--- DOCUMENT SECTION Enclosed Below ---
Utah remains among one of the fastest-growing states in the nation. Homegrown Utahns continue to make up a bulk of the state's growth, but particularly in the past year in-migration has begun to be a larger contributor.
Today, Utah's housing shortage has only gotten worse. Housing experts say it's creating a "severe" imbalance, which is fueling the state's housing affordability crisis. So long as demand continues to outpace supply — and so long as Utah continues to enjoy a strong job economy — housing experts say it's hard to fathom a "bubble" burst or home price drops on Utah's horizon.
What does 'low risk' mean?
The "very low" classification means the Fortune/CoreLogic analysis puts these Utah housing markets at the lowest-risk category of seeing home prices drop within the next 12 months. More specifically, CoreLogic says there's a 0% to 20% chance of those areas seeing price dips within the next year.
In order to determine levels of risk, CoreLogic "assessed factors like income growth projections, unemployment forecasts, consumer confidence, debt-to-income ratios, affordability, mortgage rates and inventory levels," Fortune reported. Then, CoreLogic "put regional housing markets into one of five categories, grouped by the likelihood that home prices in that particular market will fall over the coming 12 months."
- The "very high" risk classification means those areas have an over 70% chance of a housing price dip.
- "High" means there's a 50% to 70% chance of price drops.
- "Medium" means there's a 40% to 50% chance.
--- End of Enclosed DOCUMENT SECTION ---
--- RAW DATA Enclosed Below ---
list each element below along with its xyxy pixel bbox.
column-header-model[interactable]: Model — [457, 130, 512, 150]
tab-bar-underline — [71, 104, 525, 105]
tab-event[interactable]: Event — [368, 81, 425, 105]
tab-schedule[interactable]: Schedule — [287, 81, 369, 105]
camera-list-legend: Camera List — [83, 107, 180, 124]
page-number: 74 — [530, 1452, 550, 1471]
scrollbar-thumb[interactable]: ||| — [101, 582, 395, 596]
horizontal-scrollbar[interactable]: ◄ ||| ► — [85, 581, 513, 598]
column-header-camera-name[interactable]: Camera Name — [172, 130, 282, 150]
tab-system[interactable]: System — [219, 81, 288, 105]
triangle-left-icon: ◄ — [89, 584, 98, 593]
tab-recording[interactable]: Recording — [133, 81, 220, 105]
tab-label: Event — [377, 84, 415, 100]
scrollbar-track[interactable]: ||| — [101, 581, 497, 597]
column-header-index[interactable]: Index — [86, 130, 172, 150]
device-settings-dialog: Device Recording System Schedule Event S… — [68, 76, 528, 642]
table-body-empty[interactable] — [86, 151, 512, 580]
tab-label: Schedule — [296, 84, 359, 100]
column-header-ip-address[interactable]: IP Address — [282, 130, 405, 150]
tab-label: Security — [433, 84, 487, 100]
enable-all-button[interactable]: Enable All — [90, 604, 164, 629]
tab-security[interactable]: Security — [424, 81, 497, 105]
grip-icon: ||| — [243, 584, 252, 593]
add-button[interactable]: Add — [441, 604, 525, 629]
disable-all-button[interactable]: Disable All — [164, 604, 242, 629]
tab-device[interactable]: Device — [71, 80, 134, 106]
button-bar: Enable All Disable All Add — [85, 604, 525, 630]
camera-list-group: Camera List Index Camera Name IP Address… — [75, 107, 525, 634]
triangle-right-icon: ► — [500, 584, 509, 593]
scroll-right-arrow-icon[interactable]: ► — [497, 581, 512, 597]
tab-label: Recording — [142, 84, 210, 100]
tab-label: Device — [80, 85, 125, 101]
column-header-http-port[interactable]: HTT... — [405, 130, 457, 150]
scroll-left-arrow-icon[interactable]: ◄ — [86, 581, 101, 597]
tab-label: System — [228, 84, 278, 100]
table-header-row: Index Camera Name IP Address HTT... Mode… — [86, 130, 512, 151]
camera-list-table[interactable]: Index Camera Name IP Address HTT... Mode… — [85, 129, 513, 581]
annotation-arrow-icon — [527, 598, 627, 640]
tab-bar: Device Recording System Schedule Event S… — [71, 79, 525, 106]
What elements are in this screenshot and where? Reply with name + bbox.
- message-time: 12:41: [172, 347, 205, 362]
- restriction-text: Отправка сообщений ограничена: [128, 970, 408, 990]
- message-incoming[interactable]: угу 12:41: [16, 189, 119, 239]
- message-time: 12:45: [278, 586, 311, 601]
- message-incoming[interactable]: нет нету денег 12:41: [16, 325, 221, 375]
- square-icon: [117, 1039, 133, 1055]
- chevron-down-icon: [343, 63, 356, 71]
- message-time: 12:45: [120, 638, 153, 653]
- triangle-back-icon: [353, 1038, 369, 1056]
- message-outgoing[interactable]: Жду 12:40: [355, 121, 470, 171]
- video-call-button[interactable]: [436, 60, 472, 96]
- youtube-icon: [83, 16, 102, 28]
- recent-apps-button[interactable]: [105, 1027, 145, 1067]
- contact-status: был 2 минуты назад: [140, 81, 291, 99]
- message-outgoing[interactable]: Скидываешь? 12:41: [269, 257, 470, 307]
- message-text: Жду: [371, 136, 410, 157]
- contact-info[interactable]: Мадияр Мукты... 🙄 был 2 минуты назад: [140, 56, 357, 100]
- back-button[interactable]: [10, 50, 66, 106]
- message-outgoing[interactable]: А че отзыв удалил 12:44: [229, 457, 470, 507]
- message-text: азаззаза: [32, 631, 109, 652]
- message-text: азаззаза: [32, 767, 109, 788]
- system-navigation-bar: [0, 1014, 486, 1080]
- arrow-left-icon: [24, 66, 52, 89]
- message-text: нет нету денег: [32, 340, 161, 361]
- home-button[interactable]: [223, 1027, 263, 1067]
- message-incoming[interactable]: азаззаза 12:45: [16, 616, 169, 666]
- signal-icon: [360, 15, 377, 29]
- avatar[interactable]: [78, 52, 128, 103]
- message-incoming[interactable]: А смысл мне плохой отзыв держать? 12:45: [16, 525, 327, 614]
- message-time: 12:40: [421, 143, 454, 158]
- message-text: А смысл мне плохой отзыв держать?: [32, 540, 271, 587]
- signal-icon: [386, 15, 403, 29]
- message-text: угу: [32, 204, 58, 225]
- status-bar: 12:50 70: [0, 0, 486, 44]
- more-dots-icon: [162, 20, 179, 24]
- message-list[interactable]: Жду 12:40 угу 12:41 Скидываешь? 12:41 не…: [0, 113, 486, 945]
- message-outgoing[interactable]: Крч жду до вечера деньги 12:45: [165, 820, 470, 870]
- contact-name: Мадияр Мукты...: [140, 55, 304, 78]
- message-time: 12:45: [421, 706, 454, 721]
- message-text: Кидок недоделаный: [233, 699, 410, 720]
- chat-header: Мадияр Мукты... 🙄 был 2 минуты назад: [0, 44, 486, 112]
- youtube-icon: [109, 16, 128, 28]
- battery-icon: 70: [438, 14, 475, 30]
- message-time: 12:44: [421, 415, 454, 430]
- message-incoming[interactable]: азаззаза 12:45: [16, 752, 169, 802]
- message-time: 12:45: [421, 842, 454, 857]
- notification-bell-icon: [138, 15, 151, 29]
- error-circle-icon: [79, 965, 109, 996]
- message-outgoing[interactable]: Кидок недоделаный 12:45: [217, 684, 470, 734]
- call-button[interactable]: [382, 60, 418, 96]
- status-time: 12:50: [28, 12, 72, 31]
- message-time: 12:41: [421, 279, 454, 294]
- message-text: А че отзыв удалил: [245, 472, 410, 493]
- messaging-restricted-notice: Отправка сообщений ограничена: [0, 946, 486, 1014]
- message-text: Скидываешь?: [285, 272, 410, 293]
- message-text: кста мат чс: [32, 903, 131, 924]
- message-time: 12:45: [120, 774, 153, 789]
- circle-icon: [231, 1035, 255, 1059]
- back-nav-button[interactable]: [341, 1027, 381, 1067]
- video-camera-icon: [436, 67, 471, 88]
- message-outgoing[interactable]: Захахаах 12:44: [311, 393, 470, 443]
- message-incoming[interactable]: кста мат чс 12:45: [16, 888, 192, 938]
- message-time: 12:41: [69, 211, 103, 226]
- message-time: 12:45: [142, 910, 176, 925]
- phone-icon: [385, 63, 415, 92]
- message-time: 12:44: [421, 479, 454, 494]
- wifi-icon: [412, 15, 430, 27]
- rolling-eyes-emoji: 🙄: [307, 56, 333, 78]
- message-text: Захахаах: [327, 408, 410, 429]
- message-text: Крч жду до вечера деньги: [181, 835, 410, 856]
--- End of Enclosed RAW DATA ---
* **TASK REQUIREMENTS**
- a) In the text on Utah's housing market, what chance of price drops within the next year does the "very low" risk classification represent?
- b) Retype the part of the Utah housing text between "In order to" and "housing price dip.", inclusive.

* **SOLUTIONS BELOW**
- a) A 0% to 20% chance.

- b)
In order to determine levels of risk, CoreLogic "assessed factors like income growth projections, unemployment forecasts, consumer confidence, debt-to-income ratios, affordability, mortgage rates and inventory levels," Fortune reported. Then, CoreLogic "put regional housing markets into one of five categories, grouped by the likelihood that home prices in that particular market will fall over the coming 12 months."
- The "very high" risk classification means those areas have an over 70% chance of a housing price dip.